■ The problem
Select and copy out every line in the records containing "label".

[Data items]
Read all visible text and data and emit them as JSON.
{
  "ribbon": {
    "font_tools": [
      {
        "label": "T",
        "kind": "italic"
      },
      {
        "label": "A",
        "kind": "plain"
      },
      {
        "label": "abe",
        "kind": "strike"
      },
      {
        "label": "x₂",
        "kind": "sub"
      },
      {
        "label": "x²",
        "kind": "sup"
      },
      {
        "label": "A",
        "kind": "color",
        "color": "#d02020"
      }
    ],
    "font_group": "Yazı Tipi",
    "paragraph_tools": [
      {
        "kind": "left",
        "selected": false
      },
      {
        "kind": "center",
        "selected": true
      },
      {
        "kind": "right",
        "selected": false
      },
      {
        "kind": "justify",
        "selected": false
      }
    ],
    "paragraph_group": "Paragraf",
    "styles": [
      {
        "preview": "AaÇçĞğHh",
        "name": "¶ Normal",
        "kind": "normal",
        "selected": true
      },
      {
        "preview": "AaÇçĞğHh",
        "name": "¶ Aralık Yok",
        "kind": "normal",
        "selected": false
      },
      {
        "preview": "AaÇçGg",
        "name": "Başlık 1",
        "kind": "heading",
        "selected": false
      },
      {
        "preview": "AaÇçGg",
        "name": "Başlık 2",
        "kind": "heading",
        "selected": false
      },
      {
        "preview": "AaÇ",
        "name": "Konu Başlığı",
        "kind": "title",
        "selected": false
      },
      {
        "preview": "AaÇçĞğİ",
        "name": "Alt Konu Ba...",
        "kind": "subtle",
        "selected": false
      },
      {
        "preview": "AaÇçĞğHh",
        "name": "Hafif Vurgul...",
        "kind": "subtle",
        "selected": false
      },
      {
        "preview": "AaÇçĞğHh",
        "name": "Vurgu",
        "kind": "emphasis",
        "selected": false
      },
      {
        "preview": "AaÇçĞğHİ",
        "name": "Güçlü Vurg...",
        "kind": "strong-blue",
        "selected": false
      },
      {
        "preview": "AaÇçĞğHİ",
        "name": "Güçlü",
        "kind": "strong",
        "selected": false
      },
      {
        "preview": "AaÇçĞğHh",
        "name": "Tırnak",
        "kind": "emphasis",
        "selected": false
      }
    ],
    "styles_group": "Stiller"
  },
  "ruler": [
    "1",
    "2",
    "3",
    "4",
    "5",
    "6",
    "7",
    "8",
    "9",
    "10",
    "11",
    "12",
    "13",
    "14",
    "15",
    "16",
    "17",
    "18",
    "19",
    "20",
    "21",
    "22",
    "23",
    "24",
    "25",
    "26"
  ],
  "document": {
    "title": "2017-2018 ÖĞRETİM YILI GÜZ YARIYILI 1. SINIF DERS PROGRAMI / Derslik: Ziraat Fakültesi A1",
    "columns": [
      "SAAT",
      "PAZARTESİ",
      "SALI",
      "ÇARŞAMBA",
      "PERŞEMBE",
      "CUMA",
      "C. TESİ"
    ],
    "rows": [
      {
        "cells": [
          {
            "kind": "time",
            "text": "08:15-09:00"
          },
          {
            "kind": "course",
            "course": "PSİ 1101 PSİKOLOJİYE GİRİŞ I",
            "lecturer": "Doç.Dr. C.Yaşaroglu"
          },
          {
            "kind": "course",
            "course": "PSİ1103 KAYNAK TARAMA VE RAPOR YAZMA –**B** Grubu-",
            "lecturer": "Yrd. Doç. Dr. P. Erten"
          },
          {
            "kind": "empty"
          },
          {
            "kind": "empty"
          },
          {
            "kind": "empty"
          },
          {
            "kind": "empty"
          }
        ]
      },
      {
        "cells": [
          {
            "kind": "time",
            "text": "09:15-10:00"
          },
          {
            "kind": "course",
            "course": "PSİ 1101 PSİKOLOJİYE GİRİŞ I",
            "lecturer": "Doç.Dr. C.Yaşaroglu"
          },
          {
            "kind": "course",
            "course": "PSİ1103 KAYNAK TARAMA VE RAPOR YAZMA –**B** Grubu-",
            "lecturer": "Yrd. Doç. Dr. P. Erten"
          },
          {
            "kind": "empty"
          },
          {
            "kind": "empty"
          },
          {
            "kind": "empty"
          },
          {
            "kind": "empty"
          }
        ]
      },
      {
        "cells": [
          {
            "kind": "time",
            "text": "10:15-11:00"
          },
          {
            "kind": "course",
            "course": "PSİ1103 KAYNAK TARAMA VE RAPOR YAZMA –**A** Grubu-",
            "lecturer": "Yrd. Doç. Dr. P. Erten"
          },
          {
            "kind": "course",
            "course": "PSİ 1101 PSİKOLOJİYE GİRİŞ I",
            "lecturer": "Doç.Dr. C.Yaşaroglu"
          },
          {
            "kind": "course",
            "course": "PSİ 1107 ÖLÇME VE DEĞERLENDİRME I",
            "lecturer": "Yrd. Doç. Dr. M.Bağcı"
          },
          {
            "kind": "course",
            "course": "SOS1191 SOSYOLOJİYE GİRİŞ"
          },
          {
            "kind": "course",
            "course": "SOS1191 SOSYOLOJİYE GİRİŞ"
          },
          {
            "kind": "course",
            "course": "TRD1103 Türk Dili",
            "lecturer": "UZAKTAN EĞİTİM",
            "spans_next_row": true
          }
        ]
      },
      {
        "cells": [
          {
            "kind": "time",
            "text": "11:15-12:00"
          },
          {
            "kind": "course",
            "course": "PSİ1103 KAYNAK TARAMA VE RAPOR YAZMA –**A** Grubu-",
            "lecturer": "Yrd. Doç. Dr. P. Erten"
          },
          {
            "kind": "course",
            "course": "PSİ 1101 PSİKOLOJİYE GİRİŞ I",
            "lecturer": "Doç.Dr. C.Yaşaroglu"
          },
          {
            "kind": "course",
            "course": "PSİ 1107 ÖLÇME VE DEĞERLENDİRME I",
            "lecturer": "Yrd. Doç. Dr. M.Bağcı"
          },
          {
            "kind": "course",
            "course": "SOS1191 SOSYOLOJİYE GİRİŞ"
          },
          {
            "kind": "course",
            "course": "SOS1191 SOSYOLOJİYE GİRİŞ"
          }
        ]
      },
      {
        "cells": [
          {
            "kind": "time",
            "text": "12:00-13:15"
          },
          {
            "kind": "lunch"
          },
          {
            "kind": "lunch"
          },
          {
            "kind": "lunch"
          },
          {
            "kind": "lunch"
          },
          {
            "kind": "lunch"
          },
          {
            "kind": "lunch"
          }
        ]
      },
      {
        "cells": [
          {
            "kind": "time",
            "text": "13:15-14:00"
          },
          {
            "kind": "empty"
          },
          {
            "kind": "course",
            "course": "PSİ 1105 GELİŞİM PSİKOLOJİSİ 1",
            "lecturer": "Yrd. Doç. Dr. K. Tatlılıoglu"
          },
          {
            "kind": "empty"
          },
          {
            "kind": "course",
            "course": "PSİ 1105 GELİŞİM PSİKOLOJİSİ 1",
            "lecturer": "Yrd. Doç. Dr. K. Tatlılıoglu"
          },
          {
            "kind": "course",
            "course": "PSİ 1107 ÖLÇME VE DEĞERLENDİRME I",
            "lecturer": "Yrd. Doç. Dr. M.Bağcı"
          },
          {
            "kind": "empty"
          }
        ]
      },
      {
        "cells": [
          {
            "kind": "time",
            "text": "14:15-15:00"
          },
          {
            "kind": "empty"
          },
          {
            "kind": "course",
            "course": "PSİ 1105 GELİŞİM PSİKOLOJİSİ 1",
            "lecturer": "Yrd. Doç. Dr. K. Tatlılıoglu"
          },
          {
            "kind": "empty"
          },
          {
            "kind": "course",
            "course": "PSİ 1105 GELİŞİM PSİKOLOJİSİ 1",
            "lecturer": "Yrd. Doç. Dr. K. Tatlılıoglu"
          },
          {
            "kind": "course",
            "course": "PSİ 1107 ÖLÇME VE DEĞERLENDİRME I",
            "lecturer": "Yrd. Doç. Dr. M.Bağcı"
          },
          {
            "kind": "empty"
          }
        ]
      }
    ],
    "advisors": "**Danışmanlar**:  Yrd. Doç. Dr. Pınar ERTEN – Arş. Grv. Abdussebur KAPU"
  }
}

■ Exercise response
        "label": "T",
        "label": "A",
        "label": "abe",
        "label": "x₂",
        "label": "x²",
        "label": "A",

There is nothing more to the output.